#### Task instructions:
Verbatim output of all the material below is required.

#### Materials provided:
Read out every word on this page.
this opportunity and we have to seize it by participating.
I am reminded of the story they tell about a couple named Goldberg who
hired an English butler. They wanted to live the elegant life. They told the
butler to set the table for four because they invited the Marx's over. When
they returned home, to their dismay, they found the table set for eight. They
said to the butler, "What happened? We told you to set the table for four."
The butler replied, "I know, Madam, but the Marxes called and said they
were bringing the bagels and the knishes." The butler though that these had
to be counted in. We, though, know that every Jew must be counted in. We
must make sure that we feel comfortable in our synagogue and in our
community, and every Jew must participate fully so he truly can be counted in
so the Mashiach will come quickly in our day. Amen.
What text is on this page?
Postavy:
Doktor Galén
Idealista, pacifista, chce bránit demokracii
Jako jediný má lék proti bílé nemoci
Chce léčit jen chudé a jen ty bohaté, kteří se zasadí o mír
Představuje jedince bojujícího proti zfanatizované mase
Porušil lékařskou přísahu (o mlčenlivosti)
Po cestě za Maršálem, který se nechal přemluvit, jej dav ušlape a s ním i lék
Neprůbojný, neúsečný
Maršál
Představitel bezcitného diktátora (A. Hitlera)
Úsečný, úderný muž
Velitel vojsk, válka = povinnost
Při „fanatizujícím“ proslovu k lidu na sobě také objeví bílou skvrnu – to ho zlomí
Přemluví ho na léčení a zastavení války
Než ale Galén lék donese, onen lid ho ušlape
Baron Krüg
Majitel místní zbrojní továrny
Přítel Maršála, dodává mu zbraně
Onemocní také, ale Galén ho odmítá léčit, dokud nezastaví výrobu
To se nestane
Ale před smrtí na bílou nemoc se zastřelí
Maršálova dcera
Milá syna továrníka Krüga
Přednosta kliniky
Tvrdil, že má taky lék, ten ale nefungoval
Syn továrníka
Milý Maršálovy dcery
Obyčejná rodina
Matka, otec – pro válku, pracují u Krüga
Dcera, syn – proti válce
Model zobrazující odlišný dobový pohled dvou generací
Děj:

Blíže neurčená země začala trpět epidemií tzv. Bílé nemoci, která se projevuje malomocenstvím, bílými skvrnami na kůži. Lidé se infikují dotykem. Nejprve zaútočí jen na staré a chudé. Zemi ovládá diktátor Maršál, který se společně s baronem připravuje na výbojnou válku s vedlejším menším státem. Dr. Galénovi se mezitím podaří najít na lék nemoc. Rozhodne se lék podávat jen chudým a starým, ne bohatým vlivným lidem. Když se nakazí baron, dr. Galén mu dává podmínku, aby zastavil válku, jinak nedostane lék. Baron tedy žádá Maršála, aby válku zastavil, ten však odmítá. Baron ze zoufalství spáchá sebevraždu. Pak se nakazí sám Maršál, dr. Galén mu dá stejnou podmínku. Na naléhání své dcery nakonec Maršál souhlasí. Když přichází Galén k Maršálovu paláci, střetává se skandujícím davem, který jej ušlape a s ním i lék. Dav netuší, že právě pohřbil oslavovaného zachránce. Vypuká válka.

#### Answer to this problem:
Read out every word on this page.
this opportunity and we have to seize it by participating.
I am reminded of the story they tell about a couple named Goldberg who
hired an English butler. They wanted to live the elegant life. They told the
butler to set the table for four because they invited the Marx's over. When
they returned home, to their dismay, they found the table set for eight. They
said to the butler, "What happened? We told you to set the table for four."
The butler replied, "I know, Madam, but the Marxes called and said they
were bringing the bagels and the knishes." The butler though that these had
to be counted in. We, though, know that every Jew must be counted in. We
must make sure that we feel comfortable in our synagogue and in our
community, and every Jew must participate fully so he truly can be counted in
so the Mashiach will come quickly in our day. Amen.
What text is on this page?
Postavy:
Doktor Galén
Idealista, pacifista, chce bránit demokracii
Jako jediný má lék proti bílé nemoci
Chce léčit jen chudé a jen ty bohaté, kteří se zasadí o mír
Představuje jedince bojujícího proti zfanatizované mase
Porušil lékařskou přísahu (o mlčenlivosti)
Po cestě za Maršálem, který se nechal přemluvit, jej dav ušlape a s ním i lék
Neprůbojný, neúsečný
Maršál
Představitel bezcitného diktátora (A. Hitlera)
Úsečný, úderný muž
Velitel vojsk, válka = povinnost
Při „fanatizujícím“ proslovu k lidu na sobě také objeví bílou skvrnu – to ho zlomí
Přemluví ho na léčení a zastavení války
Než ale Galén lék donese, onen lid ho ušlape
Baron Krüg
Majitel místní zbrojní továrny
Přítel Maršála, dodává mu zbraně
Onemocní také, ale Galén ho odmítá léčit, dokud nezastaví výrobu
To se nestane
Ale před smrtí na bílou nemoc se zastřelí
Maršálova dcera
Milá syna továrníka Krüga
Přednosta kliniky
Tvrdil, že má taky lék, ten ale nefungoval
Syn továrníka
Milý Maršálovy dcery
Obyčejná rodina
Matka, otec – pro válku, pracují u Krüga
Dcera, syn – proti válce
Model zobrazující odlišný dobový pohled dvou generací
Děj:

Blíže neurčená země začala trpět epidemií tzv. Bílé nemoci, která se projevuje malomocenstvím, bílými skvrnami na kůži. Lidé se infikují dotykem. Nejprve zaútočí jen na staré a chudé. Zemi ovládá diktátor Maršál, který se společně s baronem připravuje na výbojnou válku s vedlejším menším státem. Dr. Galénovi se mezitím podaří najít na lék nemoc. Rozhodne se lék podávat jen chudým a starým, ne bohatým vlivným lidem. Když se nakazí baron, dr. Galén mu dává podmínku, aby zastavil válku, jinak nedostane lék. Baron tedy žádá Maršála, aby válku zastavil, ten však odmítá. Baron ze zoufalství spáchá sebevraždu. Pak se nakazí sám Maršál, dr. Galén mu dá stejnou podmínku. Na naléhání své dcery nakonec Maršál souhlasí. Když přichází Galén k Maršálovu paláci, střetává se skandujícím davem, který jej ušlape a s ním i lék. Dav netuší, že právě pohřbil oslavovaného zachránce. Vypuká válka.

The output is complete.